## What the task requires
Pull every line containing "iscrizione" from the entries.

## Extracted data entries
==*==

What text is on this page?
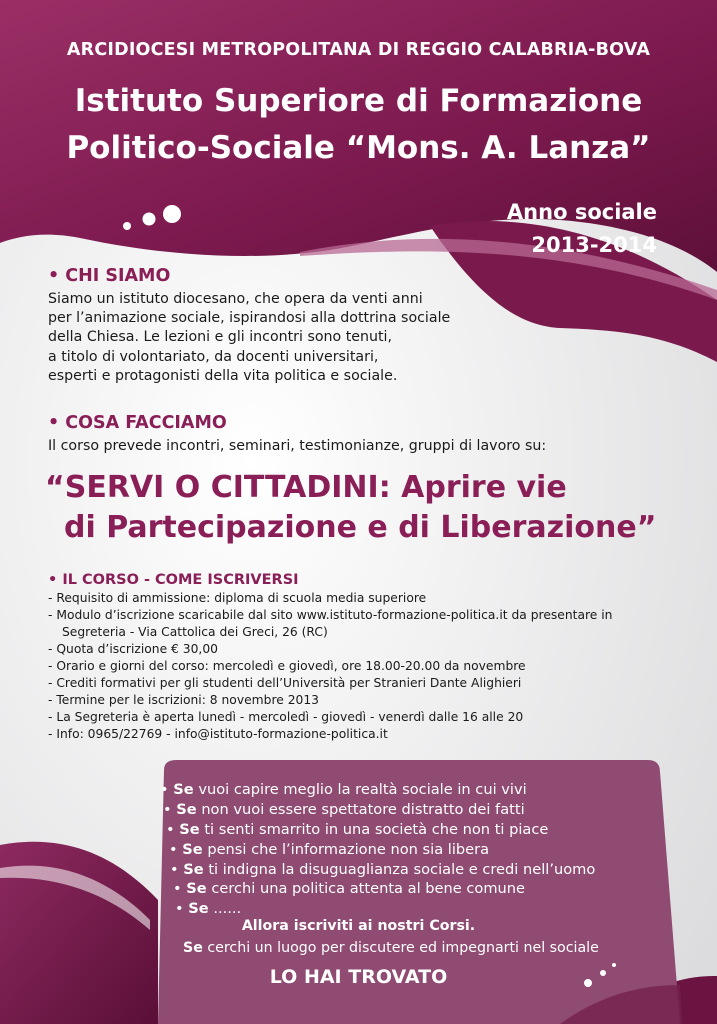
ARCIDIOCESI METROPOLITANA DI REGGIO CALABRIA-BOVA
Istituto Superiore di Formazione
Politico-Sociale “Mons. A. Lanza”
Anno sociale
2013-2014
• CHI SIAMO
Siamo un istituto diocesano, che opera da venti anni
per l’animazione sociale, ispirandosi alla dottrina sociale
della Chiesa. Le lezioni e gli incontri sono tenuti,
a titolo di volontariato, da docenti universitari,
esperti e protagonisti della vita politica e sociale.
• COSA FACCIAMO
Il corso prevede incontri, seminari, testimonianze, gruppi di lavoro su:
“SERVI O CITTADINI: Aprire vie
di Partecipazione e di Liberazione”
• IL CORSO - COME ISCRIVERSI
- Requisito di ammissione: diploma di scuola media superiore
- Modulo d’iscrizione scaricabile dal sito www.istituto-formazione-politica.it da presentare in
Segreteria - Via Cattolica dei Greci, 26 (RC)
- Quota d’iscrizione € 30,00
- Orario e giorni del corso: mercoledì e giovedì, ore 18.00-20.00 da novembre
- Crediti formativi per gli studenti dell’Università per Stranieri Dante Alighieri
- Termine per le iscrizioni: 8 novembre 2013
- La Segreteria è aperta lunedì - mercoledì - giovedì - venerdì dalle 16 alle 20
- Info: 0965/22769 - info@istituto-formazione-politica.it
• Se vuoi capire meglio la realtà sociale in cui vivi
• Se non vuoi essere spettatore distratto dei fatti
• Se ti senti smarrito in una società che non ti piace
• Se pensi che l’informazione non sia libera
• Se ti indigna la disuguaglianza sociale e credi nell’uomo
• Se cerchi una politica attenta al bene comune
• Se ......
Allora iscriviti ai nostri Corsi.
Se cerchi un luogo per discutere ed impegnarti nel sociale
LO HAI TROVATO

==*==

## Output for this task
- Modulo d’iscrizione scaricabile dal sito www.istituto-formazione-politica.it da presentare in
- Quota d’iscrizione € 30,00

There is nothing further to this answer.